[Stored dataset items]
========================
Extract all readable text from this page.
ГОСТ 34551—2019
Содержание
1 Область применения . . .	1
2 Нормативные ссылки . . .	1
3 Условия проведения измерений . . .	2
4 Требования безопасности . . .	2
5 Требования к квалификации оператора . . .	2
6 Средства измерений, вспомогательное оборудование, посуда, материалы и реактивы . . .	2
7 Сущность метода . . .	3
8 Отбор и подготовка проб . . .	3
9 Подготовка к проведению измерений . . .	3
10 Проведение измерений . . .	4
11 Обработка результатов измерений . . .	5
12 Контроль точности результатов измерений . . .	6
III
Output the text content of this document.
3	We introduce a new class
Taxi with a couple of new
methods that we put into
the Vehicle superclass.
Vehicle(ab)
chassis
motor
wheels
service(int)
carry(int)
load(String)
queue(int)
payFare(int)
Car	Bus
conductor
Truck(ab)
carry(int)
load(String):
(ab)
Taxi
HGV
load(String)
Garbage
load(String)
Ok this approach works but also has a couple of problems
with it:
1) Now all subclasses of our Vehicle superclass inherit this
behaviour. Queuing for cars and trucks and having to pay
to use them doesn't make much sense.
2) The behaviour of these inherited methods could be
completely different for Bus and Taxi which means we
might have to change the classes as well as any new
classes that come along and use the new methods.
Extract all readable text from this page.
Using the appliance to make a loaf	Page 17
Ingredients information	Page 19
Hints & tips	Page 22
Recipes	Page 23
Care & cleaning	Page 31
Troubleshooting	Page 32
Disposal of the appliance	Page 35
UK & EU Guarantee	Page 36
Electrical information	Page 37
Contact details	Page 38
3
========================
### What is needed
Faithfully transcribe the whole of the data.

### The completed task
Extract all readable text from this page.
ГОСТ 34551—2019
Содержание
1 Область применения . . .	1
2 Нормативные ссылки . . .	1
3 Условия проведения измерений . . .	2
4 Требования безопасности . . .	2
5 Требования к квалификации оператора . . .	2
6 Средства измерений, вспомогательное оборудование, посуда, материалы и реактивы . . .	2
7 Сущность метода . . .	3
8 Отбор и подготовка проб . . .	3
9 Подготовка к проведению измерений . . .	3
10 Проведение измерений . . .	4
11 Обработка результатов измерений . . .	5
12 Контроль точности результатов измерений . . .	6
III
Output the text content of this document.
3	We introduce a new class
Taxi with a couple of new
methods that we put into
the Vehicle superclass.
Vehicle(ab)
chassis
motor
wheels
service(int)
carry(int)
load(String)
queue(int)
payFare(int)
Car	Bus
conductor
Truck(ab)
carry(int)
load(String):
(ab)
Taxi
HGV
load(String)
Garbage
load(String)
Ok this approach works but also has a couple of problems
with it:
1) Now all subclasses of our Vehicle superclass inherit this
behaviour. Queuing for cars and trucks and having to pay
to use them doesn't make much sense.
2) The behaviour of these inherited methods could be
completely different for Bus and Taxi which means we
might have to change the classes as well as any new
classes that come along and use the new methods.
Extract all readable text from this page.
Using the appliance to make a loaf	Page 17
Ingredients information	Page 19
Hints & tips	Page 22
Recipes	Page 23
Care & cleaning	Page 31
Troubleshooting	Page 32
Disposal of the appliance	Page 35
UK & EU Guarantee	Page 36
Electrical information	Page 37
Contact details	Page 38
3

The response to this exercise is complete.